-- Start of READING TEXT --

Washington, Fredi 1903-1994
Fredi Washington 1903-1994
Actress, dancer, civil rights activist
Typecast by Controversial Role
Devoted Herself to Black Rights
Heralded for her performances both onstage and in film, Fredi Washington’s career was nonetheless limited by a light complexion that typecast her as a mulatto and became an ongoing issue for the Hollywood censors of her era. Her frustration with stereotyping eventually led her away from film and fueled her development as an active promoter of rights for blacks.
Fredericka “Fredi” Carolyn Washington was the eldest sibling of her family. Her mother died when she was 11, at which time the young Washington more or less took charge of the household and the tending of her two brothers and two sisters. When her father married again, she and her sister Isabell were placed at Saint Elizabeth’s Convent in Cornwell Heights, Pennsylvania.
Washington made a dramatic shift away from the highly protective world of the convent when she moved to New York City to live with her grandmother and aunt. At that time she became interested in acting and received some training at the Egri School of Dramatic Writing and the Christophe School of Languages. By age 16 she was performing as part of the Happy Honeysuckles, a cabaret act employed by stage sensation Josephine Baker.

-- End of READING TEXT --

--- CHALLENGE ---
List every school or convent that the biography of Fredi Washington names. The items that follow were taken from a different source than the biography of Fredi Washington.

-- Start of GIVEN DATA --

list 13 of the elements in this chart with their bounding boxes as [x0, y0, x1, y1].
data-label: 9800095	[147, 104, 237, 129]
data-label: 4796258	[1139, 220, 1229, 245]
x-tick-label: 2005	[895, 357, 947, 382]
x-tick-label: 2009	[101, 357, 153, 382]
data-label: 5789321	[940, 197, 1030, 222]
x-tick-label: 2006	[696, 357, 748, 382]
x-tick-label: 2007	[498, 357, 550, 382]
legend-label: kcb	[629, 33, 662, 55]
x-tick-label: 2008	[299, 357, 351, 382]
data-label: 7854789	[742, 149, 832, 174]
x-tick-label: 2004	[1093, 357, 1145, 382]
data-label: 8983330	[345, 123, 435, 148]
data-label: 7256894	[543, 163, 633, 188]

-- End of GIVEN DATA --

--- ANSWER TO THE TASK ---
- Saint Elizabeth’s Convent
- Egri School of Dramatic Writing
- Christophe School of Languages